### PROVIDED RECORDS:

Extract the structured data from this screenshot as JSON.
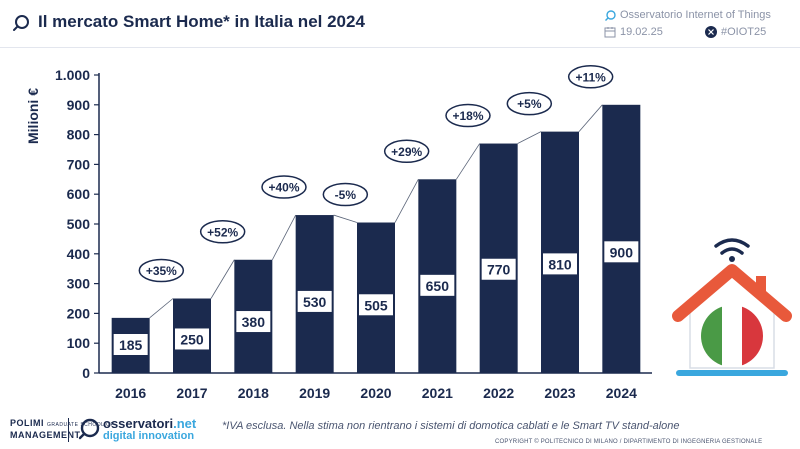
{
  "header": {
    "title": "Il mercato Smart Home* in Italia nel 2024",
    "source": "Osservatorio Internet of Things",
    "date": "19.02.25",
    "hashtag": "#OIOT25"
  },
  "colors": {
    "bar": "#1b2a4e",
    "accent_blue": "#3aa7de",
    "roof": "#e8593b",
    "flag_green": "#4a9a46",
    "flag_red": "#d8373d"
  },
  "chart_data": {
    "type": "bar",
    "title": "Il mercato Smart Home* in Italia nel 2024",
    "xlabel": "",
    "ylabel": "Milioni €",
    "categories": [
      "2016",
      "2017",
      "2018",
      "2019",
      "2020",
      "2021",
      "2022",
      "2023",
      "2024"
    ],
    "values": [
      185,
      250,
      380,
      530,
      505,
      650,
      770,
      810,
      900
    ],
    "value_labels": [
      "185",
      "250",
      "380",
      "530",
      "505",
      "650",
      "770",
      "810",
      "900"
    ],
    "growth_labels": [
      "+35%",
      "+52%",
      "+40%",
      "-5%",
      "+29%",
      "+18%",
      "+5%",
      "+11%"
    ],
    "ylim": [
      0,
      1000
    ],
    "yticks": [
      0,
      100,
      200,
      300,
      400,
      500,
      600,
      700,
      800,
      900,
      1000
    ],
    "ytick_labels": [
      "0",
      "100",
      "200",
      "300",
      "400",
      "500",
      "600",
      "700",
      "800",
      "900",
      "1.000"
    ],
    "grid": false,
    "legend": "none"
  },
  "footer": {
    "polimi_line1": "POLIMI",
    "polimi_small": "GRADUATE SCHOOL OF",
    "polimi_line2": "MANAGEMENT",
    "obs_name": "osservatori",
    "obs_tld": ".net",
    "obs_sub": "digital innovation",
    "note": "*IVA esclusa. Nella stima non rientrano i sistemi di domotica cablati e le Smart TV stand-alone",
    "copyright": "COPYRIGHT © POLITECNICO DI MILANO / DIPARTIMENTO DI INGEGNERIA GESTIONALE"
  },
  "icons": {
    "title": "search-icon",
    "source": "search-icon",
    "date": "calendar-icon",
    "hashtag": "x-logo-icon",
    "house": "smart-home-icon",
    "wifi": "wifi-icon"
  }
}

### EXERCISE AIM:
The pictures in the entries should be left out; output everything else exactly.

### ANSWER TO THE PROBLEM:
Extract the structured data from this screenshot as JSON.
{
  "header": {
    "title": "Il mercato Smart Home* in Italia nel 2024",
    "source": "Osservatorio Internet of Things",
    "date": "19.02.25",
    "hashtag": "#OIOT25"
  },
  "colors": {
    "bar": "#1b2a4e",
    "accent_blue": "#3aa7de",
    "roof": "#e8593b",
    "flag_green": "#4a9a46",
    "flag_red": "#d8373d"
  },
  "chart_data": {
    "type": "bar",
    "title": "Il mercato Smart Home* in Italia nel 2024",
    "xlabel": "",
    "ylabel": "Milioni €",
    "categories": [
      "2016",
      "2017",
      "2018",
      "2019",
      "2020",
      "2021",
      "2022",
      "2023",
      "2024"
    ],
    "values": [
      185,
      250,
      380,
      530,
      505,
      650,
      770,
      810,
      900
    ],
    "value_labels": [
      "185",
      "250",
      "380",
      "530",
      "505",
      "650",
      "770",
      "810",
      "900"
    ],
    "growth_labels": [
      "+35%",
      "+52%",
      "+40%",
      "-5%",
      "+29%",
      "+18%",
      "+5%",
      "+11%"
    ],
    "ylim": [
      0,
      1000
    ],
    "yticks": [
      0,
      100,
      200,
      300,
      400,
      500,
      600,
      700,
      800,
      900,
      1000
    ],
    "ytick_labels": [
      "0",
      "100",
      "200",
      "300",
      "400",
      "500",
      "600",
      "700",
      "800",
      "900",
      "1.000"
    ],
    "grid": false,
    "legend": "none"
  },
  "footer": {
    "polimi_line1": "POLIMI",
    "polimi_small": "GRADUATE SCHOOL OF",
    "polimi_line2": "MANAGEMENT",
    "obs_name": "osservatori",
    "obs_tld": ".net",
    "obs_sub": "digital innovation",
    "note": "*IVA esclusa. Nella stima non rientrano i sistemi di domotica cablati e le Smart TV stand-alone",
    "copyright": "COPYRIGHT © POLITECNICO DI MILANO / DIPARTIMENTO DI INGEGNERIA GESTIONALE"
  },
  "icons": {
    "title": "search-icon",
    "source": "search-icon",
    "date": "calendar-icon",
    "hashtag": "x-logo-icon",
    "house": "smart-home-icon",
    "wifi": "wifi-icon"
  }
}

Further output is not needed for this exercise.